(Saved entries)
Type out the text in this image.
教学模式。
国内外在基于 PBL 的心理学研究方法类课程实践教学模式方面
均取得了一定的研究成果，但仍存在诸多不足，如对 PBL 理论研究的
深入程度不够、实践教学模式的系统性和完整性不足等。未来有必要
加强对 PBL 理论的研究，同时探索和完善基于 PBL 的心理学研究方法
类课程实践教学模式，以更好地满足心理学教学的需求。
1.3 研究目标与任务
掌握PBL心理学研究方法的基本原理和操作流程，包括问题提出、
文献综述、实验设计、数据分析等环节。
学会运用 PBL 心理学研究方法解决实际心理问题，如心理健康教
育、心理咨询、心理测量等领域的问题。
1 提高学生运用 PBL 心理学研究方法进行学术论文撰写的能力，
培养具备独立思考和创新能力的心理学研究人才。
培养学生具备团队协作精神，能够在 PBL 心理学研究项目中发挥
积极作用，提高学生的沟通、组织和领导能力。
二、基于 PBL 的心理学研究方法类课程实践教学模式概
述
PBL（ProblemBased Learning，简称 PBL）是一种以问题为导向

The task: Write the listing out again, exactly as shown above.

Task output:
Type out the text in this image.
教学模式。
国内外在基于 PBL 的心理学研究方法类课程实践教学模式方面
均取得了一定的研究成果，但仍存在诸多不足，如对 PBL 理论研究的
深入程度不够、实践教学模式的系统性和完整性不足等。未来有必要
加强对 PBL 理论的研究，同时探索和完善基于 PBL 的心理学研究方法
类课程实践教学模式，以更好地满足心理学教学的需求。
1.3 研究目标与任务
掌握PBL心理学研究方法的基本原理和操作流程，包括问题提出、
文献综述、实验设计、数据分析等环节。
学会运用 PBL 心理学研究方法解决实际心理问题，如心理健康教
育、心理咨询、心理测量等领域的问题。
1 提高学生运用 PBL 心理学研究方法进行学术论文撰写的能力，
培养具备独立思考和创新能力的心理学研究人才。
培养学生具备团队协作精神，能够在 PBL 心理学研究项目中发挥
积极作用，提高学生的沟通、组织和领导能力。
二、基于 PBL 的心理学研究方法类课程实践教学模式概
述
PBL（ProblemBased Learning，简称 PBL）是一种以问题为导向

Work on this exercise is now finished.